**Data excerpts**.
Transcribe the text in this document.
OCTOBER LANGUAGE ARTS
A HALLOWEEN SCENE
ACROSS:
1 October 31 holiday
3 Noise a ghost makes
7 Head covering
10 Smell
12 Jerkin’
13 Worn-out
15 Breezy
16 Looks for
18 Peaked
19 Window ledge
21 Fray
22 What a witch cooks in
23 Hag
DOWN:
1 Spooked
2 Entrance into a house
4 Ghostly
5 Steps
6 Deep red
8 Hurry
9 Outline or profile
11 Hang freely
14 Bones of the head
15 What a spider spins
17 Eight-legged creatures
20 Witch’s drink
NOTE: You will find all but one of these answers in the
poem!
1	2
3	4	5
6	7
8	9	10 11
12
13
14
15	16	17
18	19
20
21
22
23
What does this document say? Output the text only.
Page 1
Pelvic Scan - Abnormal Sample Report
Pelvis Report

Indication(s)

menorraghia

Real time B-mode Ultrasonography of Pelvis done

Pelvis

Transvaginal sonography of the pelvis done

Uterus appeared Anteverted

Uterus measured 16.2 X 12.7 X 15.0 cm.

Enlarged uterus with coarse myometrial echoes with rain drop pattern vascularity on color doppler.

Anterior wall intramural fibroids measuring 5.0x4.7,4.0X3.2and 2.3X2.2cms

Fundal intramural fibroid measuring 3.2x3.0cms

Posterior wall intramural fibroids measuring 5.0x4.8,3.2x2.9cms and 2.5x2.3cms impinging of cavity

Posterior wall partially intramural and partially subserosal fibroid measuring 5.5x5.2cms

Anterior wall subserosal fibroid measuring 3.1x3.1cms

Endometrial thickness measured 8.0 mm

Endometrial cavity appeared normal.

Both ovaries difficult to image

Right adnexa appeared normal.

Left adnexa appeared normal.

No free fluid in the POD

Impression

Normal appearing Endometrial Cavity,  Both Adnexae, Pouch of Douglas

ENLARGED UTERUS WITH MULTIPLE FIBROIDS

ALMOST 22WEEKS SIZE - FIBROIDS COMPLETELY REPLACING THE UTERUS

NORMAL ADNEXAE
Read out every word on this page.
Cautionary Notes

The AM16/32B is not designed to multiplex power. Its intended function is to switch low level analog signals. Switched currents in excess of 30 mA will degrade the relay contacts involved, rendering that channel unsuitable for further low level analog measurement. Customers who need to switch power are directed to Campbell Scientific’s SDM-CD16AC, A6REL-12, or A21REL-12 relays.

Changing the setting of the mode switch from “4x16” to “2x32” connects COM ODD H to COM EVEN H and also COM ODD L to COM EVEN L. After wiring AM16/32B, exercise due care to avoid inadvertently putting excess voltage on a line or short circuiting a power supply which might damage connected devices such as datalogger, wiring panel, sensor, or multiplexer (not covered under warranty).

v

**What you will do**. All of the entries above need to be reproduced exactly.

**Solution below**.
Transcribe the text in this document.
OCTOBER LANGUAGE ARTS
A HALLOWEEN SCENE
ACROSS:
1 October 31 holiday
3 Noise a ghost makes
7 Head covering
10 Smell
12 Jerkin’
13 Worn-out
15 Breezy
16 Looks for
18 Peaked
19 Window ledge
21 Fray
22 What a witch cooks in
23 Hag
DOWN:
1 Spooked
2 Entrance into a house
4 Ghostly
5 Steps
6 Deep red
8 Hurry
9 Outline or profile
11 Hang freely
14 Bones of the head
15 What a spider spins
17 Eight-legged creatures
20 Witch’s drink
NOTE: You will find all but one of these answers in the
poem!
1	2
3	4	5
6	7
8	9	10 11
12
13
14
15	16	17
18	19
20
21
22
23
What does this document say? Output the text only.
Page 1
Pelvic Scan - Abnormal Sample Report
Pelvis Report

Indication(s)

menorraghia

Real time B-mode Ultrasonography of Pelvis done

Pelvis

Transvaginal sonography of the pelvis done

Uterus appeared Anteverted

Uterus measured 16.2 X 12.7 X 15.0 cm.

Enlarged uterus with coarse myometrial echoes with rain drop pattern vascularity on color doppler.

Anterior wall intramural fibroids measuring 5.0x4.7,4.0X3.2and 2.3X2.2cms

Fundal intramural fibroid measuring 3.2x3.0cms

Posterior wall intramural fibroids measuring 5.0x4.8,3.2x2.9cms and 2.5x2.3cms impinging of cavity

Posterior wall partially intramural and partially subserosal fibroid measuring 5.5x5.2cms

Anterior wall subserosal fibroid measuring 3.1x3.1cms

Endometrial thickness measured 8.0 mm

Endometrial cavity appeared normal.

Both ovaries difficult to image

Right adnexa appeared normal.

Left adnexa appeared normal.

No free fluid in the POD

Impression

Normal appearing Endometrial Cavity,  Both Adnexae, Pouch of Douglas

ENLARGED UTERUS WITH MULTIPLE FIBROIDS

ALMOST 22WEEKS SIZE - FIBROIDS COMPLETELY REPLACING THE UTERUS

NORMAL ADNEXAE
Read out every word on this page.
Cautionary Notes

The AM16/32B is not designed to multiplex power. Its intended function is to switch low level analog signals. Switched currents in excess of 30 mA will degrade the relay contacts involved, rendering that channel unsuitable for further low level analog measurement. Customers who need to switch power are directed to Campbell Scientific’s SDM-CD16AC, A6REL-12, or A21REL-12 relays.

Changing the setting of the mode switch from “4x16” to “2x32” connects COM ODD H to COM EVEN H and also COM ODD L to COM EVEN L. After wiring AM16/32B, exercise due care to avoid inadvertently putting excess voltage on a line or short circuiting a power supply which might damage connected devices such as datalogger, wiring panel, sensor, or multiplexer (not covered under warranty).

v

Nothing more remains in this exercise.